**Work instructions**: Which lines of the records contain "weather"? Collect every one of them.

--- START OF Exercise input ---

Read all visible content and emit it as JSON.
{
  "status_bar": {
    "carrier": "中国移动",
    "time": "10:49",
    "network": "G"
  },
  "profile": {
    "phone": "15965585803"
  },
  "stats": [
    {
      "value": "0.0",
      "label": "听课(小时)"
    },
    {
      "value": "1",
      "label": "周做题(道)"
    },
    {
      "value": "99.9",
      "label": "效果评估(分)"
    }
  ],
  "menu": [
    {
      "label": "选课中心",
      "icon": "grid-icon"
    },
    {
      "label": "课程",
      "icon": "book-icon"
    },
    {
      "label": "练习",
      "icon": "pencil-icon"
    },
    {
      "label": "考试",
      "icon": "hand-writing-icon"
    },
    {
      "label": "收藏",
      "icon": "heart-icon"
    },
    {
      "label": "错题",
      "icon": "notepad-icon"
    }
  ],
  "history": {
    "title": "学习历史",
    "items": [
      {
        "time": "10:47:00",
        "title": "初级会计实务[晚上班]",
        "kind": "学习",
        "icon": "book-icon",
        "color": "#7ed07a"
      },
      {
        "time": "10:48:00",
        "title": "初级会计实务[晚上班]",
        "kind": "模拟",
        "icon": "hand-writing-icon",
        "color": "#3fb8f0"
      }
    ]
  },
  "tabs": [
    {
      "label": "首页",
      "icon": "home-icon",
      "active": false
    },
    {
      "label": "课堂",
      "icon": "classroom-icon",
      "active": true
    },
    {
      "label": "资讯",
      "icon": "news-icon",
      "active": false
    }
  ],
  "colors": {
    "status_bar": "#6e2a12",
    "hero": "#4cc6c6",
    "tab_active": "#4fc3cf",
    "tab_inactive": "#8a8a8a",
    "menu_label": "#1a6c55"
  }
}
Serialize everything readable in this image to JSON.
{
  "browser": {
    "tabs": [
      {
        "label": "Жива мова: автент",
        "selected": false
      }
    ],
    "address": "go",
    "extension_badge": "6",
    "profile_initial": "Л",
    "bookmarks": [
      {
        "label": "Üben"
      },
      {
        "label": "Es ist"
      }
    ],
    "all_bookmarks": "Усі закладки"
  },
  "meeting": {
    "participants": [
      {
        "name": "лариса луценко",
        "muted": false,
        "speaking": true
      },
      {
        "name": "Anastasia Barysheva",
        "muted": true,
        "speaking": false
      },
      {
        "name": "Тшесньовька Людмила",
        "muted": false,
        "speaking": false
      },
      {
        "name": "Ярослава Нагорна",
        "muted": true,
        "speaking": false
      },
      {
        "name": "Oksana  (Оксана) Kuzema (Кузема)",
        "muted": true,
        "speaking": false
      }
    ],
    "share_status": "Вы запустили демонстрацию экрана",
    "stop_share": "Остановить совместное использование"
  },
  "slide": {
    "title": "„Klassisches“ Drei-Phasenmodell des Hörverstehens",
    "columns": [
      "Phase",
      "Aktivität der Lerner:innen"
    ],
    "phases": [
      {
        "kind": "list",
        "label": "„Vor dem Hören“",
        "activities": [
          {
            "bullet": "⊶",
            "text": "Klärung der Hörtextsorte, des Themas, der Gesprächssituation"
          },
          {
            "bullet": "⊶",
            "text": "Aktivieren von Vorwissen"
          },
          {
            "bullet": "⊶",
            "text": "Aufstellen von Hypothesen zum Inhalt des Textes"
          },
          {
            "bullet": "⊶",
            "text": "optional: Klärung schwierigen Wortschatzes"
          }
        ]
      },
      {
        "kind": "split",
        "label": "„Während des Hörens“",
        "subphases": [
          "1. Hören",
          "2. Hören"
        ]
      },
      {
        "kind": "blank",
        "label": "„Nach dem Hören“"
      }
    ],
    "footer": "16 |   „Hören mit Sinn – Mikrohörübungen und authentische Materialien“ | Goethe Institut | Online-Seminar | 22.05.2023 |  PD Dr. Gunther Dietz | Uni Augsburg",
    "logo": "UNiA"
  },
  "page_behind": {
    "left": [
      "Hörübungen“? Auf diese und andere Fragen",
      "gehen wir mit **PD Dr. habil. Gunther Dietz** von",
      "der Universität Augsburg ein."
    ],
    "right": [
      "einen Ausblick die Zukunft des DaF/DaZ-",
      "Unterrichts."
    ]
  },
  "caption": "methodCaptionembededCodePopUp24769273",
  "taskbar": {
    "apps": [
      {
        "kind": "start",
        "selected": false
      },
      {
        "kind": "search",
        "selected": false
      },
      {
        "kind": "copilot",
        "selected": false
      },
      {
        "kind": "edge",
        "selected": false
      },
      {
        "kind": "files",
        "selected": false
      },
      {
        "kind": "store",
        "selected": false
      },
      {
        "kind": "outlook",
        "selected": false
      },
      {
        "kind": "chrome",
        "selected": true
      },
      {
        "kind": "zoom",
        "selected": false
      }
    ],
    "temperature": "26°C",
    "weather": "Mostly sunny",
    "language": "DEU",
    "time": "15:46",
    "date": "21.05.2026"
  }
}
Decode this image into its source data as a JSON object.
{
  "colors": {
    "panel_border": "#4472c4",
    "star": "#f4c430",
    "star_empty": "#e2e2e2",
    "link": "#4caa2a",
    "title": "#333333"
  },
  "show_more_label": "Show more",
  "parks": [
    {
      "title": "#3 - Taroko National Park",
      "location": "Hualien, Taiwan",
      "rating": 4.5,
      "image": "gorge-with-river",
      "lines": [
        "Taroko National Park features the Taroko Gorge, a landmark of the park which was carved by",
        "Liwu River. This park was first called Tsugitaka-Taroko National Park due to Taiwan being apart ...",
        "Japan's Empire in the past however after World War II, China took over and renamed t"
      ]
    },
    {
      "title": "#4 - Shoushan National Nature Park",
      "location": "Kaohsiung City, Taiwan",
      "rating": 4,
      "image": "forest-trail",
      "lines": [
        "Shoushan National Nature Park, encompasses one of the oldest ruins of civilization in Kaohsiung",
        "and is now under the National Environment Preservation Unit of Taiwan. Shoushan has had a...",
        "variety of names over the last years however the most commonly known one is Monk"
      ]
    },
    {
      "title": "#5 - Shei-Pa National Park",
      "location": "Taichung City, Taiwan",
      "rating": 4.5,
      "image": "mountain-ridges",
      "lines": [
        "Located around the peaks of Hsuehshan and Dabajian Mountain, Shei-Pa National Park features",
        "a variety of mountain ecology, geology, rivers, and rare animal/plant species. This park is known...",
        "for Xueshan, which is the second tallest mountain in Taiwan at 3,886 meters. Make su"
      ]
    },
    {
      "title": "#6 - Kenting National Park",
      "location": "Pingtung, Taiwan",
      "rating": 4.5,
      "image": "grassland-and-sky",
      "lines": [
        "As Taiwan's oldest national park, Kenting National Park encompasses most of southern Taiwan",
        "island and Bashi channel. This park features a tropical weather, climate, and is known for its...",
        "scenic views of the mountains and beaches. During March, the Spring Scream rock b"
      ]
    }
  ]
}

--- END OF Exercise input ---

**Written solution**:
    "weather": "Mostly sunny",
        "island and Bashi channel. This park features a tropical weather, climate, and is known for its...",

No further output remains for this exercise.